** begin Dataset records **
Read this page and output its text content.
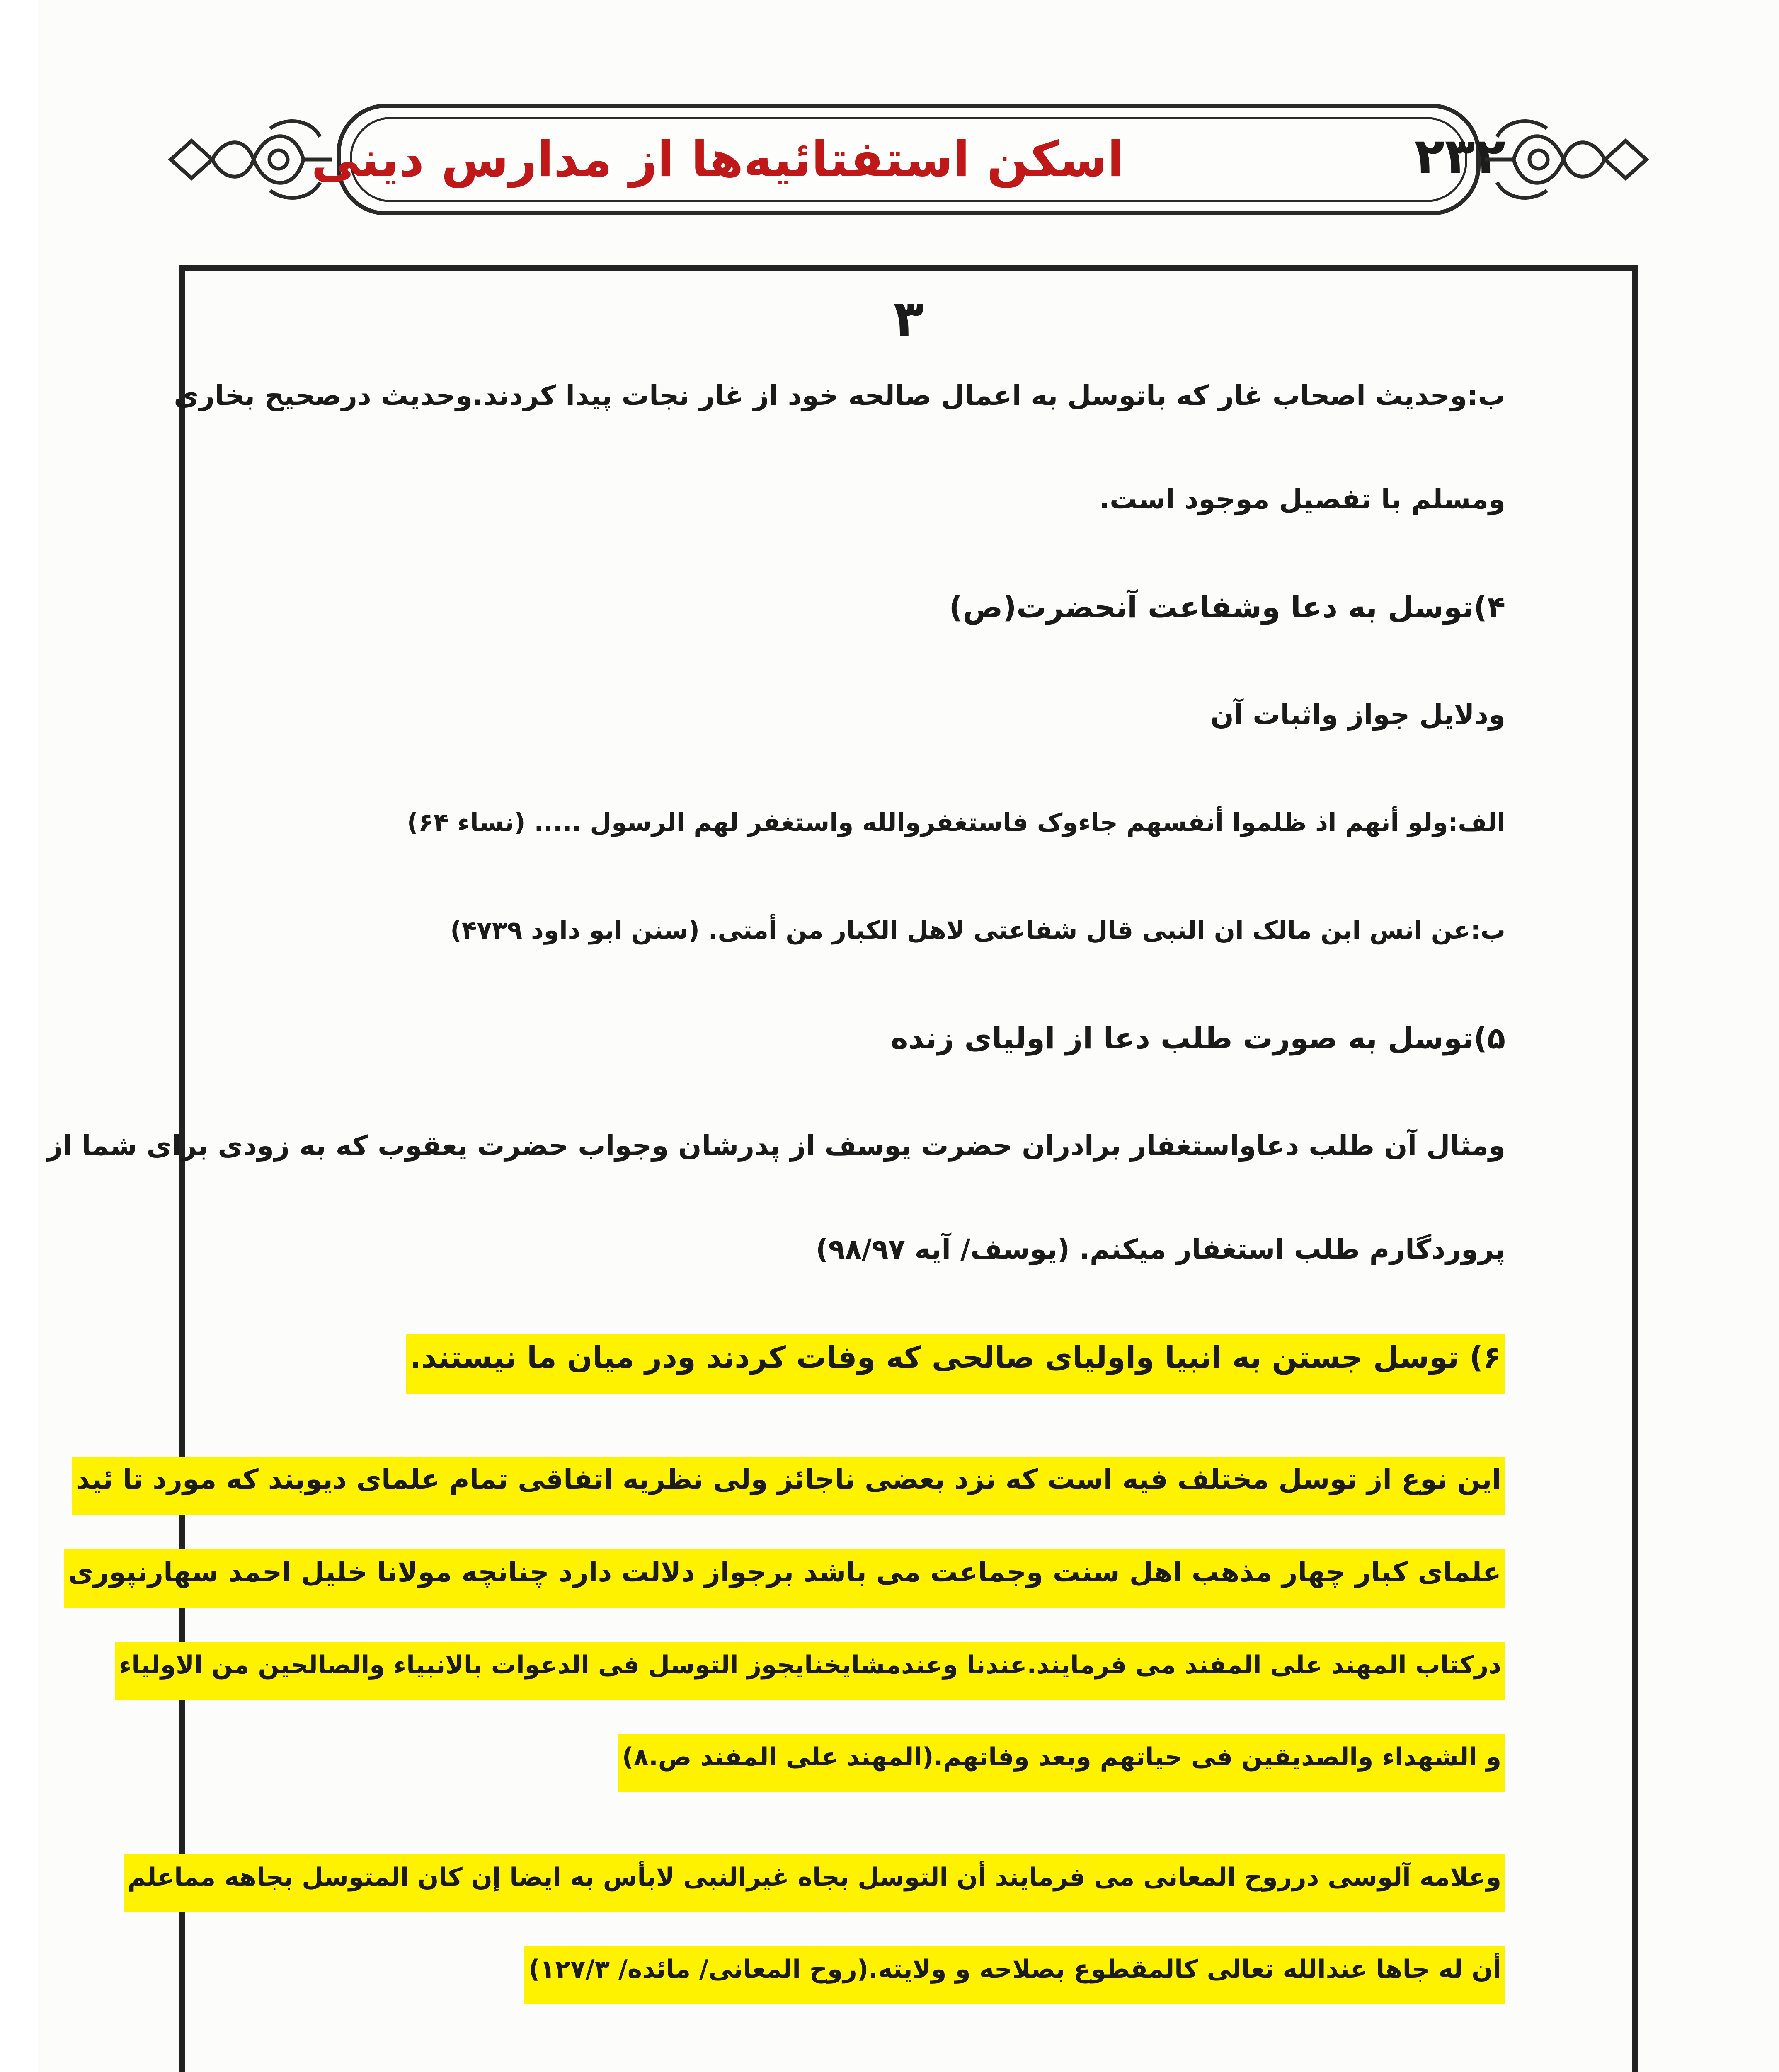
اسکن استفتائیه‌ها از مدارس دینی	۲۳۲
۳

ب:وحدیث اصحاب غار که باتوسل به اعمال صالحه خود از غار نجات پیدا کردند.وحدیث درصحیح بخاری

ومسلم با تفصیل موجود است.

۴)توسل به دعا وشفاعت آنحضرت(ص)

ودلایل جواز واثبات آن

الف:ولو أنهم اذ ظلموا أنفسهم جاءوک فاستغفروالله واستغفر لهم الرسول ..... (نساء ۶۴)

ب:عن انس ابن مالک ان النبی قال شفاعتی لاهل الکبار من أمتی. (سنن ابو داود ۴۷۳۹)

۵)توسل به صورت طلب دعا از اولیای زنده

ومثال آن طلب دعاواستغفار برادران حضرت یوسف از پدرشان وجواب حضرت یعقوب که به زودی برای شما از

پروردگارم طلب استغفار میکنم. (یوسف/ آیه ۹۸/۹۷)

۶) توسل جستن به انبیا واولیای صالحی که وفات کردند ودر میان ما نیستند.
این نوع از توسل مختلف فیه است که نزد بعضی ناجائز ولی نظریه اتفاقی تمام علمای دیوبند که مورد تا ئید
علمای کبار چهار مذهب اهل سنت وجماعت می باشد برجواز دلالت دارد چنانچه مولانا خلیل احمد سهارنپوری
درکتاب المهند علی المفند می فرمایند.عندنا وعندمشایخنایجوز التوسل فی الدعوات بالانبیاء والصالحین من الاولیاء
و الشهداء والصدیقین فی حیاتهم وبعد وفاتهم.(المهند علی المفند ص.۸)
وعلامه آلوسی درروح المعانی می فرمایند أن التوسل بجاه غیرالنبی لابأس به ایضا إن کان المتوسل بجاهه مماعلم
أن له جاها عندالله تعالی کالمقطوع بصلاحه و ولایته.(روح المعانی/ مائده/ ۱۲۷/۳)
** end Dataset records **
What this task involves = Your copy of the data should match it exactly, except that pictures are left out.

Written response =
Read this page and output its text content.
اسکن استفتائیه‌ها از مدارس دینی	۲۳۲
۳

ب:وحدیث اصحاب غار که باتوسل به اعمال صالحه خود از غار نجات پیدا کردند.وحدیث درصحیح بخاری

ومسلم با تفصیل موجود است.

۴)توسل به دعا وشفاعت آنحضرت(ص)

ودلایل جواز واثبات آن

الف:ولو أنهم اذ ظلموا أنفسهم جاءوک فاستغفروالله واستغفر لهم الرسول ..... (نساء ۶۴)

ب:عن انس ابن مالک ان النبی قال شفاعتی لاهل الکبار من أمتی. (سنن ابو داود ۴۷۳۹)

۵)توسل به صورت طلب دعا از اولیای زنده

ومثال آن طلب دعاواستغفار برادران حضرت یوسف از پدرشان وجواب حضرت یعقوب که به زودی برای شما از

پروردگارم طلب استغفار میکنم. (یوسف/ آیه ۹۸/۹۷)

۶) توسل جستن به انبیا واولیای صالحی که وفات کردند ودر میان ما نیستند.
این نوع از توسل مختلف فیه است که نزد بعضی ناجائز ولی نظریه اتفاقی تمام علمای دیوبند که مورد تا ئید
علمای کبار چهار مذهب اهل سنت وجماعت می باشد برجواز دلالت دارد چنانچه مولانا خلیل احمد سهارنپوری
درکتاب المهند علی المفند می فرمایند.عندنا وعندمشایخنایجوز التوسل فی الدعوات بالانبیاء والصالحین من الاولیاء
و الشهداء والصدیقین فی حیاتهم وبعد وفاتهم.(المهند علی المفند ص.۸)
وعلامه آلوسی درروح المعانی می فرمایند أن التوسل بجاه غیرالنبی لابأس به ایضا إن کان المتوسل بجاهه مماعلم
أن له جاها عندالله تعالی کالمقطوع بصلاحه و ولایته.(روح المعانی/ مائده/ ۱۲۷/۳)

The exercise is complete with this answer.